_Fragmento proporcionado_.
Venía de haber vivido, a mis 15 años, el “68” en la casa de mis papás; a mi hermano el mayor lo tomaron preso en el mitin del dos de octubre y estuvo desaparecido dos semanas. Recuerdo a detalle muchas cosas de esos días: la orden de que nos acostáramos todos en el cuarto de atrás hasta que pasara la balacera, la mano de mi padre estrechando la mía en la marcha del silencio, los periódicos decían que habían detenido a muchos padres de familia junto con los estudiantes cuando el ejército entró a la Universidad y en la lista de detenidos estaban mis papás.
Un día, vimos que había una fila larguísima de adultos con niños de todas las edades esperando inscripción en la primaria…En ese momento pusimos una cartulina cerca de la fila, diciendo que se abriría una nueva primaria en tal dirección. Teníamos dos amigos: un maestro normalista y un optometrista, quienes también se entusiasmaron con la idea. Al otro día llegaron 101 niños de todas las edades con sus familiares… El amigo normalista, era quien naturalmente debería dar clases, pero como le gustaba echarse sus copitas, empezó a faltar… Y fue de esa manera como me estrené como maestra, sin tener ni puta idea de lo que se hacía con un grupo de tantos niños desatados. Así, entre un maestro a media luz y una acelerada, enseñamos a leer y escribir a 70 infantes que se habían quedado sin colegio.
Estuvimos un año escolar allí en la casa. La sala comedor era el salón de clases y como los niños que asistían eran los marginados de los marginados, llegaban sin desayunar, descalcitos, sin cuadernos, golpeados. Los más grandes siempre llegaban tarde (también sin desayunar)… Ni soñando llevaban la tarea. Así, a veces les dábamos de desayunar algo, a veces les comprábamos cuadernos. A los dos días nos dimos cuenta que llegaban sin hacer del baño porque no tenían en sus casas ni baño ni agua…
Estábamos felices con nuestra escuelita, la vida se nos iba en ello. Mi cuñado, se los llevaba de recreo al cerro y les cantaba canciones… el optometrista, nos ayudaba con dinero. ..Un día llegó la tragedia: Juanito, hijo de una lavandera y un albañil, se quemó con todo y su casa de cartón en la punta del cerro…
Para el ciclo escolar siguiente, “El Cuyo Hernández” - entrenador de boxeadores-, nos prestó un terreno… Ahí, convivíamos con un chivo negro que nos daba de topes si nos descuidábamos y se comía los expedientes de los niños. Al poco tiempo una noche nos destruyeron la escuela, demolieron los cuartos y se robaron los documentos. Nunca supimos quiénes habían sido, pero concluimos que fueron las autoridades… “El Cuyo” nos pidió el terreno y nos salimos como a medio año… dejé atrás la escuelita y algunos de los años más felices y duros de mi vida…
Muchos padres de familia y sus hijos nos recuerdan con cariño, para ellos seguimos siendo “los maestros”. Esa experiencia, ha sido una de las más bellas e intensas de mi vida, por un lado fue una vivencia de éxito, fue decir ¡Lo logramos!... Hace como dos meses fui a la escuela, encontré a un hombre joven pintando y al verme -con una sonrisa- me dijo: “Soy Ramiro, usted me enseñó a leer y a escribir en la escuelita”.

_Descripción de la tarea_.
Transcriba el pasaje del relato sobre la escuelita que empieza en "Venía de haber" y termina tras "estaban mis papás.", cambiando "dos semanas" por "tres semanas".

_Entradas mostradas_.
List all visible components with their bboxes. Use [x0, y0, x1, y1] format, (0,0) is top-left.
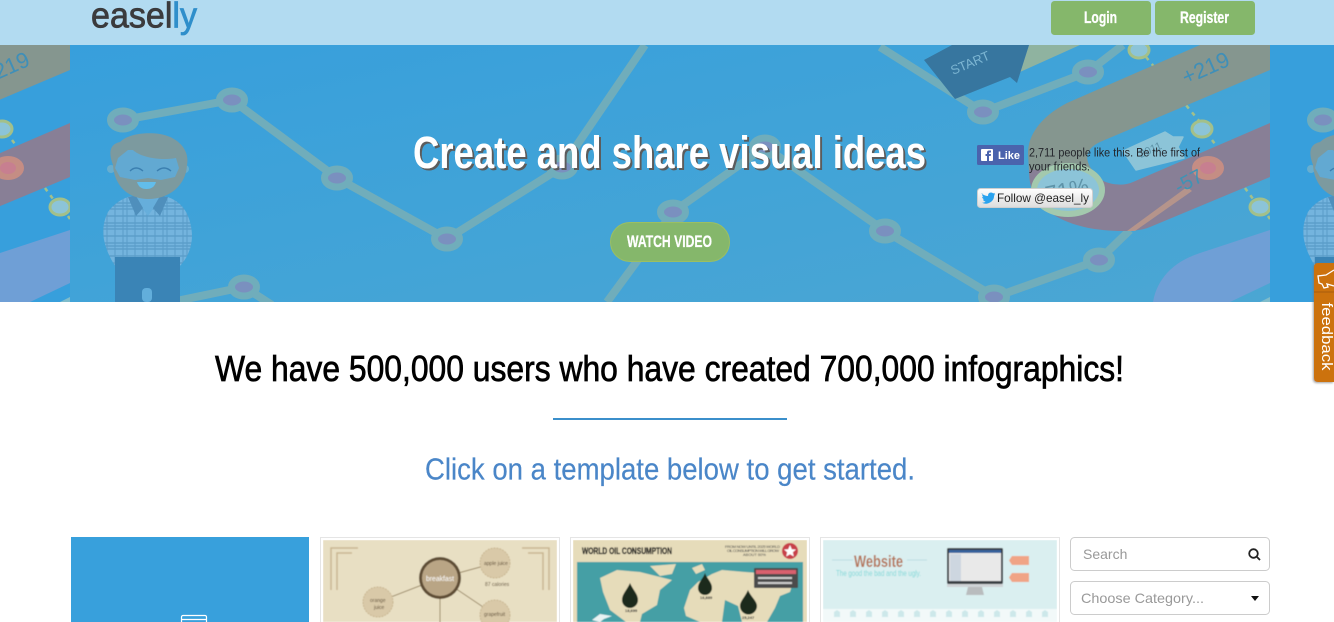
divider	[553, 418, 787, 420]
twitter follow button: Follow @easel_ly	[997, 191, 1089, 205]
icon: twitter bird	[981, 192, 995, 204]
card: website template	[820, 538, 1060, 622]
card: world oil consumption template: 16,889	[700, 595, 713, 600]
facebook like button: Like	[998, 150, 1020, 162]
apple juice node: 87 calories	[485, 582, 510, 588]
card: blank template	[71, 537, 309, 622]
category dropdown: Choose Category...	[1081, 590, 1204, 606]
card: world oil consumption template	[570, 538, 810, 622]
apple juice node: apple juice	[484, 561, 508, 567]
icon: magnifier	[1249, 549, 1260, 560]
footer markers	[834, 610, 1048, 617]
category dropdown	[1070, 582, 1270, 614]
icon: dropdown arrow	[1251, 596, 1259, 601]
orange juice node	[363, 587, 393, 617]
corner frames	[331, 548, 358, 590]
hero background illustration	[70, 42, 1270, 319]
chart nodes	[110, 63, 1112, 319]
twitter follow button	[978, 188, 1092, 208]
facebook like count text	[1029, 148, 1201, 174]
template note: ABOUT 60%	[743, 552, 766, 557]
search box	[1070, 538, 1270, 570]
search box: Search	[1083, 546, 1127, 562]
oil drops: 18,699	[625, 608, 638, 613]
register button: Register	[1180, 8, 1229, 27]
icon: facebook	[981, 149, 993, 161]
facebook like button	[977, 145, 1024, 165]
template note	[724, 545, 780, 556]
oil drops	[622, 583, 638, 613]
start flag	[924, 45, 1029, 99]
facebook like count text: your friends.	[1029, 162, 1090, 174]
date callout: 2011	[1137, 140, 1164, 161]
orange juice node: orange	[370, 598, 386, 604]
start flag: START	[948, 48, 992, 78]
template title: WORLD OIL CONSUMPTION	[582, 546, 672, 556]
apple juice node	[480, 548, 510, 588]
grapefruit juice node	[480, 600, 510, 622]
icon: browser window	[182, 616, 206, 622]
right repeated background	[1303, 108, 1334, 265]
template note: FROM NOW UNTIL 2025 WORLD	[725, 544, 780, 549]
percent circle: 71%	[1043, 173, 1091, 207]
breakfast node: breakfast	[426, 576, 454, 583]
star badge	[782, 543, 798, 559]
card: world oil consumption template: 25,247	[742, 615, 755, 620]
percent circle	[1031, 163, 1105, 217]
ring nodes	[1129, 42, 1270, 215]
price tags	[1009, 556, 1029, 565]
icon: man character	[103, 133, 192, 302]
grapefruit juice node: grapefruit	[484, 612, 506, 618]
band labels: +219	[1178, 47, 1233, 90]
hero background illustration: -57	[1171, 165, 1207, 198]
watch video button: WATCH VIDEO	[627, 232, 712, 251]
main heading: We have 500,000 users who have created 700,000 infographics!	[215, 348, 1124, 389]
header bar	[0, 0, 1334, 45]
barrel box	[754, 568, 798, 588]
orange juice node: juice	[373, 605, 385, 611]
card: breakfast template	[320, 538, 560, 622]
template title	[832, 559, 927, 561]
template subtitle: The good the bad and the ugly.	[836, 569, 921, 578]
card: website template: Website	[854, 552, 903, 571]
date callout	[1123, 132, 1184, 170]
feedback tab	[1314, 263, 1334, 382]
register button	[1155, 1, 1255, 35]
breakfast node	[419, 557, 461, 599]
panel: hero banner	[0, 42, 1334, 319]
login button	[1051, 1, 1151, 35]
world map	[577, 562, 803, 622]
icon: megaphone	[1318, 270, 1334, 288]
left repeated background	[0, 45, 70, 302]
subheading: Click on a template below to get started.	[425, 452, 915, 486]
facebook like count text: 2,711 people like this. Be the first of	[1029, 148, 1201, 160]
login button: Login	[1084, 8, 1117, 27]
hero title: Create and share visual ideas	[413, 127, 926, 178]
connector lines	[392, 566, 483, 622]
red node	[1192, 156, 1224, 180]
icon: monitor	[947, 548, 1003, 595]
watch video button	[610, 222, 730, 262]
template note: OIL CONSUMPTION WILL GROW	[727, 548, 779, 553]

_Solución_.
Venía de haber vivido, a mis 15 años, el “68” en la casa de mis papás; a mi hermano el mayor lo tomaron preso en el mitin del dos de octubre y estuvo desaparecido tres semanas. Recuerdo a detalle muchas cosas de esos días: la orden de que nos acostáramos todos en el cuarto de atrás hasta que pasara la balacera, la mano de mi padre estrechando la mía en la marcha del silencio, los periódicos decían que habían detenido a muchos padres de familia junto con los estudiantes cuando el ejército entró a la Universidad y en la lista de detenidos estaban mis papás.